DATA LISTING:
=======

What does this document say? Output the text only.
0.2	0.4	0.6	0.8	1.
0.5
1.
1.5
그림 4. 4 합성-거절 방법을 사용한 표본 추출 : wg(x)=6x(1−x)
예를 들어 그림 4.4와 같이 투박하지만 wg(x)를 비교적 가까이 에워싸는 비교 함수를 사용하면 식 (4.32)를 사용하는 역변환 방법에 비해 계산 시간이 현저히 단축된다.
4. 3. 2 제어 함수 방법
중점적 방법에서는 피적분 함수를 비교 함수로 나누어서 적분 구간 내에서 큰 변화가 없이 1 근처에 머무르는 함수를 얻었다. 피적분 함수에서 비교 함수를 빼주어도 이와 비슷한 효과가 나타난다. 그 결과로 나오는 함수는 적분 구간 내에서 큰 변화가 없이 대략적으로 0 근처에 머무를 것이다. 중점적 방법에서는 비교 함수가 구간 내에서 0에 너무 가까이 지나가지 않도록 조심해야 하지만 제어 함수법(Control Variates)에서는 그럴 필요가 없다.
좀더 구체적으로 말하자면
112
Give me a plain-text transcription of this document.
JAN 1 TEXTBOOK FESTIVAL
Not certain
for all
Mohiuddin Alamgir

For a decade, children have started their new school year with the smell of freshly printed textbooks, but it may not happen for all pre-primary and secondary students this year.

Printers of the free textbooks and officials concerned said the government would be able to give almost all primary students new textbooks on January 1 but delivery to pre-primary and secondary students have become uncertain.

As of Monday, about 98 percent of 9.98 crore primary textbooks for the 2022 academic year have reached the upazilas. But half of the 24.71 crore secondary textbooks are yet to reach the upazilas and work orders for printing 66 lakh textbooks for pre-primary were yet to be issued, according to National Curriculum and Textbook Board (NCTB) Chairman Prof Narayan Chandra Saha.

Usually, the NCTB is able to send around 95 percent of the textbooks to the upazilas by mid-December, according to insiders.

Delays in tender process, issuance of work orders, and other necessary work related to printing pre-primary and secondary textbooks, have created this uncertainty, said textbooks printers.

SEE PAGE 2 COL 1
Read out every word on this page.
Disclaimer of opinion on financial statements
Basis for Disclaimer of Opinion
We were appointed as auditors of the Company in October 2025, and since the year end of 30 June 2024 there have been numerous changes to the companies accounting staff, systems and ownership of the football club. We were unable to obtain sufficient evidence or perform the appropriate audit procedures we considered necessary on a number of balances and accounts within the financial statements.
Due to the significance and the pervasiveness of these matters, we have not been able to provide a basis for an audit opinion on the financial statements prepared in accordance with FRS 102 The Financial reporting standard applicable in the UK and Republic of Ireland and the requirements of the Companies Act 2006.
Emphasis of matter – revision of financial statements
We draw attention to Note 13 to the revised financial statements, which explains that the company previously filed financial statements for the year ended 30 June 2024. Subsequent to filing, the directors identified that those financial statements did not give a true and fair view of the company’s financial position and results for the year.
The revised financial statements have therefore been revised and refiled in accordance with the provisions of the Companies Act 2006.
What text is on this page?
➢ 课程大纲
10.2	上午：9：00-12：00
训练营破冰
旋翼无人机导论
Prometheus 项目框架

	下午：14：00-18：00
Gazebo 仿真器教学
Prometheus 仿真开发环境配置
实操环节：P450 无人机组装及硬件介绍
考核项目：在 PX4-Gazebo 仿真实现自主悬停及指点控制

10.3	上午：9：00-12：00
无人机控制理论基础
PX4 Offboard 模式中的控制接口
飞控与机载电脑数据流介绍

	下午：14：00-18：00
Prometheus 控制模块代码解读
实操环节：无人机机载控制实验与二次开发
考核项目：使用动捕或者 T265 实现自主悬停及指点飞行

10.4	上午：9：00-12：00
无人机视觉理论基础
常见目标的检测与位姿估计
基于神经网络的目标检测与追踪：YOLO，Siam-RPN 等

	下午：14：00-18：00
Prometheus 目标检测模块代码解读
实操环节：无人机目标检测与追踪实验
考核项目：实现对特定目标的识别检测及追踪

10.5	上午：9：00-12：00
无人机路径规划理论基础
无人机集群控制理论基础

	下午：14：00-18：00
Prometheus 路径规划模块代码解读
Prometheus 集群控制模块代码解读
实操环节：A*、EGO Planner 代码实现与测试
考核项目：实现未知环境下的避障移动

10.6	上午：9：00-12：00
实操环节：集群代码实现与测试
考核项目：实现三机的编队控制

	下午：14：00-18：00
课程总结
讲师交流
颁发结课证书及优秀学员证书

=======

WHAT YOU NEED TO DO:
Each of the records should be retyped exactly.

RESULT OF THIS TASK:
What does this document say? Output the text only.
0.2	0.4	0.6	0.8	1.
0.5
1.
1.5
그림 4. 4 합성-거절 방법을 사용한 표본 추출 : wg(x)=6x(1−x)
예를 들어 그림 4.4와 같이 투박하지만 wg(x)를 비교적 가까이 에워싸는 비교 함수를 사용하면 식 (4.32)를 사용하는 역변환 방법에 비해 계산 시간이 현저히 단축된다.
4. 3. 2 제어 함수 방법
중점적 방법에서는 피적분 함수를 비교 함수로 나누어서 적분 구간 내에서 큰 변화가 없이 1 근처에 머무르는 함수를 얻었다. 피적분 함수에서 비교 함수를 빼주어도 이와 비슷한 효과가 나타난다. 그 결과로 나오는 함수는 적분 구간 내에서 큰 변화가 없이 대략적으로 0 근처에 머무를 것이다. 중점적 방법에서는 비교 함수가 구간 내에서 0에 너무 가까이 지나가지 않도록 조심해야 하지만 제어 함수법(Control Variates)에서는 그럴 필요가 없다.
좀더 구체적으로 말하자면
112
Give me a plain-text transcription of this document.
JAN 1 TEXTBOOK FESTIVAL
Not certain
for all
Mohiuddin Alamgir

For a decade, children have started their new school year with the smell of freshly printed textbooks, but it may not happen for all pre-primary and secondary students this year.

Printers of the free textbooks and officials concerned said the government would be able to give almost all primary students new textbooks on January 1 but delivery to pre-primary and secondary students have become uncertain.

As of Monday, about 98 percent of 9.98 crore primary textbooks for the 2022 academic year have reached the upazilas. But half of the 24.71 crore secondary textbooks are yet to reach the upazilas and work orders for printing 66 lakh textbooks for pre-primary were yet to be issued, according to National Curriculum and Textbook Board (NCTB) Chairman Prof Narayan Chandra Saha.

Usually, the NCTB is able to send around 95 percent of the textbooks to the upazilas by mid-December, according to insiders.

Delays in tender process, issuance of work orders, and other necessary work related to printing pre-primary and secondary textbooks, have created this uncertainty, said textbooks printers.

SEE PAGE 2 COL 1
Read out every word on this page.
Disclaimer of opinion on financial statements
Basis for Disclaimer of Opinion
We were appointed as auditors of the Company in October 2025, and since the year end of 30 June 2024 there have been numerous changes to the companies accounting staff, systems and ownership of the football club. We were unable to obtain sufficient evidence or perform the appropriate audit procedures we considered necessary on a number of balances and accounts within the financial statements.
Due to the significance and the pervasiveness of these matters, we have not been able to provide a basis for an audit opinion on the financial statements prepared in accordance with FRS 102 The Financial reporting standard applicable in the UK and Republic of Ireland and the requirements of the Companies Act 2006.
Emphasis of matter – revision of financial statements
We draw attention to Note 13 to the revised financial statements, which explains that the company previously filed financial statements for the year ended 30 June 2024. Subsequent to filing, the directors identified that those financial statements did not give a true and fair view of the company’s financial position and results for the year.
The revised financial statements have therefore been revised and refiled in accordance with the provisions of the Companies Act 2006.
What text is on this page?
➢ 课程大纲
10.2	上午：9：00-12：00
训练营破冰
旋翼无人机导论
Prometheus 项目框架

	下午：14：00-18：00
Gazebo 仿真器教学
Prometheus 仿真开发环境配置
实操环节：P450 无人机组装及硬件介绍
考核项目：在 PX4-Gazebo 仿真实现自主悬停及指点控制

10.3	上午：9：00-12：00
无人机控制理论基础
PX4 Offboard 模式中的控制接口
飞控与机载电脑数据流介绍

	下午：14：00-18：00
Prometheus 控制模块代码解读
实操环节：无人机机载控制实验与二次开发
考核项目：使用动捕或者 T265 实现自主悬停及指点飞行

10.4	上午：9：00-12：00
无人机视觉理论基础
常见目标的检测与位姿估计
基于神经网络的目标检测与追踪：YOLO，Siam-RPN 等

	下午：14：00-18：00
Prometheus 目标检测模块代码解读
实操环节：无人机目标检测与追踪实验
考核项目：实现对特定目标的识别检测及追踪

10.5	上午：9：00-12：00
无人机路径规划理论基础
无人机集群控制理论基础

	下午：14：00-18：00
Prometheus 路径规划模块代码解读
Prometheus 集群控制模块代码解读
实操环节：A*、EGO Planner 代码实现与测试
考核项目：实现未知环境下的避障移动

10.6	上午：9：00-12：00
实操环节：集群代码实现与测试
考核项目：实现三机的编队控制

	下午：14：00-18：00
课程总结
讲师交流
颁发结课证书及优秀学员证书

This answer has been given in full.